__Objective__
Exactly reproduce each entry, leaving out nothing.
* START Exercise inputs *
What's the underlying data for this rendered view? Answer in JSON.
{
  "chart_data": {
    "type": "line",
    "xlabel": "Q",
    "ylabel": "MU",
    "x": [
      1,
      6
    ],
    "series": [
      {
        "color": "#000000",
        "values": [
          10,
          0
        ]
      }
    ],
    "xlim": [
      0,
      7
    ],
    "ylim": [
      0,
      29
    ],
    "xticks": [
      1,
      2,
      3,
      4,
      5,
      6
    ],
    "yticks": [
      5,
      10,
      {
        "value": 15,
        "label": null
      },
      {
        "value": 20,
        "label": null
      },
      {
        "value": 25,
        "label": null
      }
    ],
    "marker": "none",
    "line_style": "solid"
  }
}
* END Exercise inputs *
__Finished task__
What's the underlying data for this rendered view? Answer in JSON.
{
  "chart_data": {
    "type": "line",
    "xlabel": "Q",
    "ylabel": "MU",
    "x": [
      1,
      6
    ],
    "series": [
      {
        "color": "#000000",
        "values": [
          10,
          0
        ]
      }
    ],
    "xlim": [
      0,
      7
    ],
    "ylim": [
      0,
      29
    ],
    "xticks": [
      1,
      2,
      3,
      4,
      5,
      6
    ],
    "yticks": [
      5,
      10,
      {
        "value": 15,
        "label": null
      },
      {
        "value": 20,
        "label": null
      },
      {
        "value": 25,
        "label": null
      }
    ],
    "marker": "none",
    "line_style": "solid"
  }
}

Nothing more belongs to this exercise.